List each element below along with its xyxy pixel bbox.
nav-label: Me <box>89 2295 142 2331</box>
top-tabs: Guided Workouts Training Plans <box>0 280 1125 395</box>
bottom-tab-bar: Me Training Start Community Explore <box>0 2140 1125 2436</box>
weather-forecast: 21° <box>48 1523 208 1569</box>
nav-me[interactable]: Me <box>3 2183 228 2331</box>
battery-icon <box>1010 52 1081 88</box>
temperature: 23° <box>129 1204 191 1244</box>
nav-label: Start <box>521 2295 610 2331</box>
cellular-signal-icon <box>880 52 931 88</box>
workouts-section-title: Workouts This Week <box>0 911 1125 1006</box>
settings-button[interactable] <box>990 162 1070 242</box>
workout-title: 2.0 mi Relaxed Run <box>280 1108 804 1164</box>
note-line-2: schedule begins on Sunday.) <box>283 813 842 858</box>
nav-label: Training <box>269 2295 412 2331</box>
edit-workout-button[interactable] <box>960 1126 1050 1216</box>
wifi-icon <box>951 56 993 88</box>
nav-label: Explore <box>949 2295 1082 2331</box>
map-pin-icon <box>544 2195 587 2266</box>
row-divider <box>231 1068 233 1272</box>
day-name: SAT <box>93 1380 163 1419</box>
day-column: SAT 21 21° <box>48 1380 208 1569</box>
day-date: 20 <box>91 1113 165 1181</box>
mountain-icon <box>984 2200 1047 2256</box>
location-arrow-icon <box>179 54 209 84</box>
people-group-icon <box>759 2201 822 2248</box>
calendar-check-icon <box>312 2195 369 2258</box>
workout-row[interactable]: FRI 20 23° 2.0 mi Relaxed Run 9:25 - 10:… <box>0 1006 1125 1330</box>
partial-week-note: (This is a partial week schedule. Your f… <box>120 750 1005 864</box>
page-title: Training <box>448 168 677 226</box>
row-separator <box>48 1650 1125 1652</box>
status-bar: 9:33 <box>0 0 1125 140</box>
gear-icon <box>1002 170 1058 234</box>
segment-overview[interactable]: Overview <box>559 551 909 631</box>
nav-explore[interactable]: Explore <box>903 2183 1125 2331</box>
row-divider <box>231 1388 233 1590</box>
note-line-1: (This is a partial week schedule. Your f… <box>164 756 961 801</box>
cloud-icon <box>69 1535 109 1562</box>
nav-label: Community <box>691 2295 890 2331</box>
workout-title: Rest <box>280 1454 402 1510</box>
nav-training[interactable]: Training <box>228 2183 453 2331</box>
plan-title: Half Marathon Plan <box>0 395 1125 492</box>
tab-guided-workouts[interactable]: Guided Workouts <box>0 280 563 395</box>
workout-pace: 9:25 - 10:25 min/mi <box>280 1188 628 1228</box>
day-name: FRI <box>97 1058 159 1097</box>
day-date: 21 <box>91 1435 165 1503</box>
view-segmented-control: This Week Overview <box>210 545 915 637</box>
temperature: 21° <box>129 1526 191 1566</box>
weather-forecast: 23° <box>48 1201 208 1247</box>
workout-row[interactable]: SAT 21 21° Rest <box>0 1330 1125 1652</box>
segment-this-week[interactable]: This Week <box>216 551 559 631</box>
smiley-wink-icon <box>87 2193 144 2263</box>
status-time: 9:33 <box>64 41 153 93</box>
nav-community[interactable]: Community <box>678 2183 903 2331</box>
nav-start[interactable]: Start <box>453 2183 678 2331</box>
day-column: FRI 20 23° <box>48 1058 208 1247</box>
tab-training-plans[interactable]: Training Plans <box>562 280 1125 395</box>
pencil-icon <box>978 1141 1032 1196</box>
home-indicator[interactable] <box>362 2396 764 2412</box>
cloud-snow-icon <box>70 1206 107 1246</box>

........

Short task:
Copy every line of the entries above word for word.

Finished exercise:
List each element below along with its xyxy pixel bbox.
nav-label: Me <box>89 2295 142 2331</box>
top-tabs: Guided Workouts Training Plans <box>0 280 1125 395</box>
bottom-tab-bar: Me Training Start Community Explore <box>0 2140 1125 2436</box>
weather-forecast: 21° <box>48 1523 208 1569</box>
nav-me[interactable]: Me <box>3 2183 228 2331</box>
battery-icon <box>1010 52 1081 88</box>
temperature: 23° <box>129 1204 191 1244</box>
nav-label: Start <box>521 2295 610 2331</box>
cellular-signal-icon <box>880 52 931 88</box>
workouts-section-title: Workouts This Week <box>0 911 1125 1006</box>
settings-button[interactable] <box>990 162 1070 242</box>
workout-title: 2.0 mi Relaxed Run <box>280 1108 804 1164</box>
note-line-2: schedule begins on Sunday.) <box>283 813 842 858</box>
nav-label: Training <box>269 2295 412 2331</box>
edit-workout-button[interactable] <box>960 1126 1050 1216</box>
wifi-icon <box>951 56 993 88</box>
nav-label: Explore <box>949 2295 1082 2331</box>
map-pin-icon <box>544 2195 587 2266</box>
row-divider <box>231 1068 233 1272</box>
day-name: SAT <box>93 1380 163 1419</box>
day-column: SAT 21 21° <box>48 1380 208 1569</box>
day-date: 20 <box>91 1113 165 1181</box>
mountain-icon <box>984 2200 1047 2256</box>
location-arrow-icon <box>179 54 209 84</box>
people-group-icon <box>759 2201 822 2248</box>
calendar-check-icon <box>312 2195 369 2258</box>
workout-row[interactable]: FRI 20 23° 2.0 mi Relaxed Run 9:25 - 10:… <box>0 1006 1125 1330</box>
partial-week-note: (This is a partial week schedule. Your f… <box>120 750 1005 864</box>
page-title: Training <box>448 168 677 226</box>
row-separator <box>48 1650 1125 1652</box>
status-bar: 9:33 <box>0 0 1125 140</box>
gear-icon <box>1002 170 1058 234</box>
segment-overview[interactable]: Overview <box>559 551 909 631</box>
nav-explore[interactable]: Explore <box>903 2183 1125 2331</box>
row-divider <box>231 1388 233 1590</box>
note-line-1: (This is a partial week schedule. Your f… <box>164 756 961 801</box>
cloud-icon <box>69 1535 109 1562</box>
nav-label: Community <box>691 2295 890 2331</box>
workout-title: Rest <box>280 1454 402 1510</box>
nav-training[interactable]: Training <box>228 2183 453 2331</box>
plan-title: Half Marathon Plan <box>0 395 1125 492</box>
tab-guided-workouts[interactable]: Guided Workouts <box>0 280 563 395</box>
workout-pace: 9:25 - 10:25 min/mi <box>280 1188 628 1228</box>
day-name: FRI <box>97 1058 159 1097</box>
day-date: 21 <box>91 1435 165 1503</box>
view-segmented-control: This Week Overview <box>210 545 915 637</box>
temperature: 21° <box>129 1526 191 1566</box>
weather-forecast: 23° <box>48 1201 208 1247</box>
workout-row[interactable]: SAT 21 21° Rest <box>0 1330 1125 1652</box>
segment-this-week[interactable]: This Week <box>216 551 559 631</box>
smiley-wink-icon <box>87 2193 144 2263</box>
status-time: 9:33 <box>64 41 153 93</box>
nav-community[interactable]: Community <box>678 2183 903 2331</box>
nav-start[interactable]: Start <box>453 2183 678 2331</box>
day-column: FRI 20 23° <box>48 1058 208 1247</box>
tab-training-plans[interactable]: Training Plans <box>562 280 1125 395</box>
pencil-icon <box>978 1141 1032 1196</box>
home-indicator[interactable] <box>362 2396 764 2412</box>
cloud-snow-icon <box>70 1206 107 1246</box>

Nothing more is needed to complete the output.